**Stated problem:**
Tally how many lines include "this". The number is the whole answer.

**Input rows:**

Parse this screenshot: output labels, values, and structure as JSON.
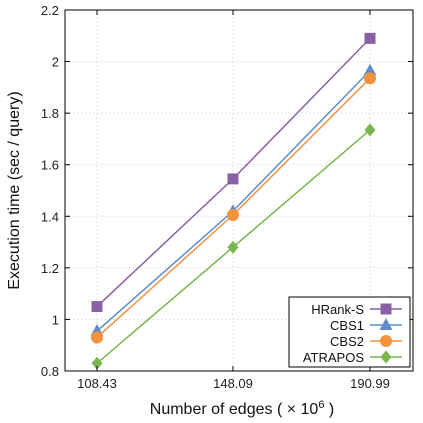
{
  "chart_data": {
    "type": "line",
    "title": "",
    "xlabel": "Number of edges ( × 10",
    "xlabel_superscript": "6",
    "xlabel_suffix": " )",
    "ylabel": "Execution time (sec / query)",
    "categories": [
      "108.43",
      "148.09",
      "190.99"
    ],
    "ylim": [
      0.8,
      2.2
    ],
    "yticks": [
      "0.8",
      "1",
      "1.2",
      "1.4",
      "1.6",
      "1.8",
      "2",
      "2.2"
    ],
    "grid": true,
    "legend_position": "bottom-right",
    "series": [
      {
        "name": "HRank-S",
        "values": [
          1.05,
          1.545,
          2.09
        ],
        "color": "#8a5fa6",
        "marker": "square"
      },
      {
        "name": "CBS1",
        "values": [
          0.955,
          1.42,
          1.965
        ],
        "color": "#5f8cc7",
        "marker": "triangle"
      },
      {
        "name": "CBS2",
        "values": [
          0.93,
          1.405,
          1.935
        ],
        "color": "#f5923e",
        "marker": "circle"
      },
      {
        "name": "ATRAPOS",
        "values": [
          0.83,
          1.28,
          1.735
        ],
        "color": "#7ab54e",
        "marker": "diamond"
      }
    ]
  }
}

==

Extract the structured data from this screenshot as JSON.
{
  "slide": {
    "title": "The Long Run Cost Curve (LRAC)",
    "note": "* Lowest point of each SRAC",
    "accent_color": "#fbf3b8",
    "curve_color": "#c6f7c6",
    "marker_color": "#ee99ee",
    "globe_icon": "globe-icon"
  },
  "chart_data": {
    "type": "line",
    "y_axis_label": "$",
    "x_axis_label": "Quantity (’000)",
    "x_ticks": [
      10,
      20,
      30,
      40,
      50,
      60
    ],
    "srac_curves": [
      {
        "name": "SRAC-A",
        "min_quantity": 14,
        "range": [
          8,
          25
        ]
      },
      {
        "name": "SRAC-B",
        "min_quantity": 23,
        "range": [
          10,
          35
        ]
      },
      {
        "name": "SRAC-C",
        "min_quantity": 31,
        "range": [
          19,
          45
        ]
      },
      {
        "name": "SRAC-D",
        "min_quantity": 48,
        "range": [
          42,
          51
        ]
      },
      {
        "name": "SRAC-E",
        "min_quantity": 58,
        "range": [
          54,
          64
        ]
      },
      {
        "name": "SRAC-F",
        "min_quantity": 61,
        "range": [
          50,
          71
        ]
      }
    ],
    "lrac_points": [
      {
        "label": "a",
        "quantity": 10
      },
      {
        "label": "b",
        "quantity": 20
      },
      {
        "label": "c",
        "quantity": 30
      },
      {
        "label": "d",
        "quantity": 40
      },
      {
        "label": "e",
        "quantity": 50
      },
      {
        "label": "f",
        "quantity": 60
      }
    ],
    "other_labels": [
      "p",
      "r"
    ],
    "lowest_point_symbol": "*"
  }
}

**Full solution:**
2